Stated exercise:
Copy each line of the records that holds the string "وعائشة".

Stored records
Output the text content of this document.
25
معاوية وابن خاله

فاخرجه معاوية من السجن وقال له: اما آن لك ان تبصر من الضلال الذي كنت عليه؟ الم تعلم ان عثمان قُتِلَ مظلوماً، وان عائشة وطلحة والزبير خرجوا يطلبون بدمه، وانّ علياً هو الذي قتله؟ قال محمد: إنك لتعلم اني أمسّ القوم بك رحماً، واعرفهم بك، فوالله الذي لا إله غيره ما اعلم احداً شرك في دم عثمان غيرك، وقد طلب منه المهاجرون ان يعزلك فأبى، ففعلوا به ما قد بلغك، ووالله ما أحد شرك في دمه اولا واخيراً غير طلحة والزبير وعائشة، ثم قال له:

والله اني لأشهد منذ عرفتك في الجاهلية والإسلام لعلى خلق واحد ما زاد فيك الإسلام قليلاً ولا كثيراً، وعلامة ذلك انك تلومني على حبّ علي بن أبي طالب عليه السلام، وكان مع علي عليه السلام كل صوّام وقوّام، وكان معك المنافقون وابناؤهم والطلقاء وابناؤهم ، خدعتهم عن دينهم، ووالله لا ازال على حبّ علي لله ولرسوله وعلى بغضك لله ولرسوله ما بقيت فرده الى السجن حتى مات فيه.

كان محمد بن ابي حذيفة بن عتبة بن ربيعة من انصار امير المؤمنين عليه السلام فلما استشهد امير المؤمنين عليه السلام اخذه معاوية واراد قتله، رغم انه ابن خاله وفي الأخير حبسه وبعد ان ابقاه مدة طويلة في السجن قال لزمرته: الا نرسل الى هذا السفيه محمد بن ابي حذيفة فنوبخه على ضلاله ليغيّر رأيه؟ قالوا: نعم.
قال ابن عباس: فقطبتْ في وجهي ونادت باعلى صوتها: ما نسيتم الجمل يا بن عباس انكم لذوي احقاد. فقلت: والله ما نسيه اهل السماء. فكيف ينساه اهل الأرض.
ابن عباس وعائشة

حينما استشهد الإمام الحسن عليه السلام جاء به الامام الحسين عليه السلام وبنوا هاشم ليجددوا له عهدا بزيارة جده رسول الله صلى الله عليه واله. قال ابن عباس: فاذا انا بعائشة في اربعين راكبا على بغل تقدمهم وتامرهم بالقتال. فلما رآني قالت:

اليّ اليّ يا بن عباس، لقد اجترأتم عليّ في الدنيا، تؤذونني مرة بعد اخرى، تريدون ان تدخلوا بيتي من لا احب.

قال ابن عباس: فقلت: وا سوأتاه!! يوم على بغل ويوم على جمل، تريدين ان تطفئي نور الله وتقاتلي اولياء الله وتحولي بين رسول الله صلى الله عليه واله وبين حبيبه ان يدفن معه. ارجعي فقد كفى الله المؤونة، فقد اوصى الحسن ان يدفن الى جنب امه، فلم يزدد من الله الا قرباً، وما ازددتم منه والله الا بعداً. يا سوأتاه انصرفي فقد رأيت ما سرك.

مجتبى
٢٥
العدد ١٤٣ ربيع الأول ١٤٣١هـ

Full output:
فاخرجه معاوية من السجن وقال له: اما آن لك ان تبصر من الضلال الذي كنت عليه؟ الم تعلم ان عثمان قُتِلَ مظلوماً، وان عائشة وطلحة والزبير خرجوا يطلبون بدمه، وانّ علياً هو الذي قتله؟ قال محمد: إنك لتعلم اني أمسّ القوم بك رحماً، واعرفهم بك، فوالله الذي لا إله غيره ما اعلم احداً شرك في دم عثمان غيرك، وقد طلب منه المهاجرون ان يعزلك فأبى، ففعلوا به ما قد بلغك، ووالله ما أحد شرك في دمه اولا واخيراً غير طلحة والزبير وعائشة، ثم قال له:
ابن عباس وعائشة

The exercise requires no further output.